# Exercise instructions:
Return each entry exactly, omitting nothing.

== == ==

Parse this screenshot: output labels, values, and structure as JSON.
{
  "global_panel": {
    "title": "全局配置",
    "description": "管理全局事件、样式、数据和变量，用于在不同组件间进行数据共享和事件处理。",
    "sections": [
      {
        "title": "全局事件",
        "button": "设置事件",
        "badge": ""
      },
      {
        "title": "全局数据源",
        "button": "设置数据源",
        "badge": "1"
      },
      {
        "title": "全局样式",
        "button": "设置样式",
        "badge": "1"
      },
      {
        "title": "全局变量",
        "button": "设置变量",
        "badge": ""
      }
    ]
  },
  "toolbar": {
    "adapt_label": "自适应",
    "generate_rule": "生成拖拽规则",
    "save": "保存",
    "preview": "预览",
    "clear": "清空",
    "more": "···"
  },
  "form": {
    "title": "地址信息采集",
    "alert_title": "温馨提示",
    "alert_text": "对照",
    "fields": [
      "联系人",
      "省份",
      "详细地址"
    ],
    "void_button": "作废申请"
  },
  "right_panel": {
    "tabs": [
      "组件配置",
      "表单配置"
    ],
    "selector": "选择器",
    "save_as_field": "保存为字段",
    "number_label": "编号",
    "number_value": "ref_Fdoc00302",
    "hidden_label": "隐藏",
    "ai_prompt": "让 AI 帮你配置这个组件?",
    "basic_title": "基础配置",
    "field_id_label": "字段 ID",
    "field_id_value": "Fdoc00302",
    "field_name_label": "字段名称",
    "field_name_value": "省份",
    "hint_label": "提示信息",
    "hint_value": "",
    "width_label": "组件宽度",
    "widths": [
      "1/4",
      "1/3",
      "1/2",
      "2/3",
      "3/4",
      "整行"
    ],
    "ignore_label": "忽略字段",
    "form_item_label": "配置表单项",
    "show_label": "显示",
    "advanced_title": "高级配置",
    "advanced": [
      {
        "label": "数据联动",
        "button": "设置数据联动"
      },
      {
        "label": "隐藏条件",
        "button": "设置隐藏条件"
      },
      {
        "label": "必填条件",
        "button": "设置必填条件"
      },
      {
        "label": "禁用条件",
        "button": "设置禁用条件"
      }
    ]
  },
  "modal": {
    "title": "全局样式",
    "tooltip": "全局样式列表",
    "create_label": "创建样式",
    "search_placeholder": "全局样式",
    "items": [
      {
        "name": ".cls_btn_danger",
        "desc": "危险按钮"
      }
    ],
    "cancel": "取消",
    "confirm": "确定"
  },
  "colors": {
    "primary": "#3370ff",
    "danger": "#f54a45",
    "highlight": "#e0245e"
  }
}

== == ==

# Answer to the task:
Parse this screenshot: output labels, values, and structure as JSON.
{
  "global_panel": {
    "title": "全局配置",
    "description": "管理全局事件、样式、数据和变量，用于在不同组件间进行数据共享和事件处理。",
    "sections": [
      {
        "title": "全局事件",
        "button": "设置事件",
        "badge": ""
      },
      {
        "title": "全局数据源",
        "button": "设置数据源",
        "badge": "1"
      },
      {
        "title": "全局样式",
        "button": "设置样式",
        "badge": "1"
      },
      {
        "title": "全局变量",
        "button": "设置变量",
        "badge": ""
      }
    ]
  },
  "toolbar": {
    "adapt_label": "自适应",
    "generate_rule": "生成拖拽规则",
    "save": "保存",
    "preview": "预览",
    "clear": "清空",
    "more": "···"
  },
  "form": {
    "title": "地址信息采集",
    "alert_title": "温馨提示",
    "alert_text": "对照",
    "fields": [
      "联系人",
      "省份",
      "详细地址"
    ],
    "void_button": "作废申请"
  },
  "right_panel": {
    "tabs": [
      "组件配置",
      "表单配置"
    ],
    "selector": "选择器",
    "save_as_field": "保存为字段",
    "number_label": "编号",
    "number_value": "ref_Fdoc00302",
    "hidden_label": "隐藏",
    "ai_prompt": "让 AI 帮你配置这个组件?",
    "basic_title": "基础配置",
    "field_id_label": "字段 ID",
    "field_id_value": "Fdoc00302",
    "field_name_label": "字段名称",
    "field_name_value": "省份",
    "hint_label": "提示信息",
    "hint_value": "",
    "width_label": "组件宽度",
    "widths": [
      "1/4",
      "1/3",
      "1/2",
      "2/3",
      "3/4",
      "整行"
    ],
    "ignore_label": "忽略字段",
    "form_item_label": "配置表单项",
    "show_label": "显示",
    "advanced_title": "高级配置",
    "advanced": [
      {
        "label": "数据联动",
        "button": "设置数据联动"
      },
      {
        "label": "隐藏条件",
        "button": "设置隐藏条件"
      },
      {
        "label": "必填条件",
        "button": "设置必填条件"
      },
      {
        "label": "禁用条件",
        "button": "设置禁用条件"
      }
    ]
  },
  "modal": {
    "title": "全局样式",
    "tooltip": "全局样式列表",
    "create_label": "创建样式",
    "search_placeholder": "全局样式",
    "items": [
      {
        "name": ".cls_btn_danger",
        "desc": "危险按钮"
      }
    ],
    "cancel": "取消",
    "confirm": "确定"
  },
  "colors": {
    "primary": "#3370ff",
    "danger": "#f54a45",
    "highlight": "#e0245e"
  }
}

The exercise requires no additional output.